Give the listing again character for character, but drop the images.

# Data for this exercise

++++++

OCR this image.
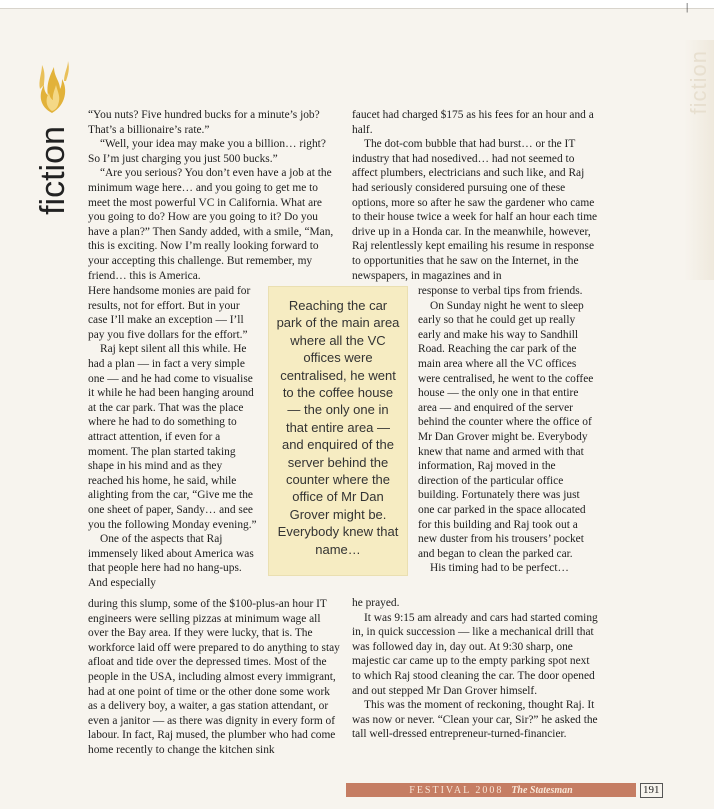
|
fiction
fiction

“You nuts? Five hundred bucks for a minute’s job? That’s a billionaire’s rate.”

“Well, your idea may make you a billion… right? So I’m just charging you just 500 bucks.”

“Are you serious? You don’t even have a job at the minimum wage here… and you going to get me to meet the most powerful VC in California. What are you going to do? How are you going to it? Do you have a plan?” Then Sandy added, with a smile, “Man, this is exciting. Now I’m really looking forward to your accepting this challenge. But remember, my friend… this is America.

Here handsome monies are paid for results, not for effort. But in your case I’ll make an exception — I’ll pay you five dollars for the effort.”

Raj kept silent all this while. He had a plan — in fact a very simple one — and he had come to visualise it while he had been hanging around at the car park. That was the place where he had to do something to attract attention, if even for a moment. The plan started taking shape in his mind and as they reached his home, he said, while alighting from the car, “Give me the one sheet of paper, Sandy… and see you the following Monday evening.”

One of the aspects that Raj immensely liked about America was that people here had no hang-ups. And especially

during this slump, some of the $100-plus-an hour IT engineers were selling pizzas at minimum wage all over the Bay area. If they were lucky, that is. The workforce laid off were prepared to do anything to stay afloat and tide over the depressed times. Most of the people in the USA, including almost every immigrant, had at one point of time or the other done some work as a delivery boy, a waiter, a gas station attendant, or even a janitor — as there was dignity in every form of labour. In fact, Raj mused, the plumber who had come home recently to change the kitchen sink

Reaching the car park of the main area where all the VC offices were centralised, he went to the coffee house — the only one in that entire area — and enquired of the server behind the counter where the office of Mr Dan Grover might be. Everybody knew that name…

faucet had charged $175 as his fees for an hour and a half.

The dot-com bubble that had burst… or the IT industry that had nosedived… had not seemed to affect plumbers, electricians and such like, and Raj had seriously considered pursuing one of these options, more so after he saw the gardener who came to their house twice a week for half an hour each time drive up in a Honda car. In the meanwhile, however, Raj relentlessly kept emailing his resume in response to opportunities that he saw on the Internet, in the newspapers, in magazines and in

response to verbal tips from friends.

On Sunday night he went to sleep early so that he could get up really early and make his way to Sandhill Road. Reaching the car park of the main area where all the VC offices were centralised, he went to the coffee house — the only one in that entire area — and enquired of the server behind the counter where the office of Mr Dan Grover might be. Everybody knew that name and armed with that information, Raj moved in the direction of the particular office building. Fortunately there was just one car parked in the space allocated for this building and Raj took out a new duster from his trousers’ pocket and began to clean the parked car.

His timing had to be perfect…

he prayed.

It was 9:15 am already and cars had started coming in, in quick succession — like a mechanical drill that was followed day in, day out. At 9:30 sharp, one majestic car came up to the empty parking spot next to which Raj stood cleaning the car. The door opened and out stepped Mr Dan Grover himself.

This was the moment of reckoning, thought Raj. It was now or never. “Clean your car, Sir?” he asked the tall well-dressed entrepreneur-turned-financier.

FESTIVAL 2008 The Statesman	191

++++++

# Task output
OCR this image.
|
fiction
fiction

“You nuts? Five hundred bucks for a minute’s job? That’s a billionaire’s rate.”

“Well, your idea may make you a billion… right? So I’m just charging you just 500 bucks.”

“Are you serious? You don’t even have a job at the minimum wage here… and you going to get me to meet the most powerful VC in California. What are you going to do? How are you going to it? Do you have a plan?” Then Sandy added, with a smile, “Man, this is exciting. Now I’m really looking forward to your accepting this challenge. But remember, my friend… this is America.

Here handsome monies are paid for results, not for effort. But in your case I’ll make an exception — I’ll pay you five dollars for the effort.”

Raj kept silent all this while. He had a plan — in fact a very simple one — and he had come to visualise it while he had been hanging around at the car park. That was the place where he had to do something to attract attention, if even for a moment. The plan started taking shape in his mind and as they reached his home, he said, while alighting from the car, “Give me the one sheet of paper, Sandy… and see you the following Monday evening.”

One of the aspects that Raj immensely liked about America was that people here had no hang-ups. And especially

during this slump, some of the $100-plus-an hour IT engineers were selling pizzas at minimum wage all over the Bay area. If they were lucky, that is. The workforce laid off were prepared to do anything to stay afloat and tide over the depressed times. Most of the people in the USA, including almost every immigrant, had at one point of time or the other done some work as a delivery boy, a waiter, a gas station attendant, or even a janitor — as there was dignity in every form of labour. In fact, Raj mused, the plumber who had come home recently to change the kitchen sink

Reaching the car park of the main area where all the VC offices were centralised, he went to the coffee house — the only one in that entire area — and enquired of the server behind the counter where the office of Mr Dan Grover might be. Everybody knew that name…

faucet had charged $175 as his fees for an hour and a half.

The dot-com bubble that had burst… or the IT industry that had nosedived… had not seemed to affect plumbers, electricians and such like, and Raj had seriously considered pursuing one of these options, more so after he saw the gardener who came to their house twice a week for half an hour each time drive up in a Honda car. In the meanwhile, however, Raj relentlessly kept emailing his resume in response to opportunities that he saw on the Internet, in the newspapers, in magazines and in

response to verbal tips from friends.

On Sunday night he went to sleep early so that he could get up really early and make his way to Sandhill Road. Reaching the car park of the main area where all the VC offices were centralised, he went to the coffee house — the only one in that entire area — and enquired of the server behind the counter where the office of Mr Dan Grover might be. Everybody knew that name and armed with that information, Raj moved in the direction of the particular office building. Fortunately there was just one car parked in the space allocated for this building and Raj took out a new duster from his trousers’ pocket and began to clean the parked car.

His timing had to be perfect…

he prayed.

It was 9:15 am already and cars had started coming in, in quick succession — like a mechanical drill that was followed day in, day out. At 9:30 sharp, one majestic car came up to the empty parking spot next to which Raj stood cleaning the car. The door opened and out stepped Mr Dan Grover himself.

This was the moment of reckoning, thought Raj. It was now or never. “Clean your car, Sir?” he asked the tall well-dressed entrepreneur-turned-financier.

FESTIVAL 2008 The Statesman	191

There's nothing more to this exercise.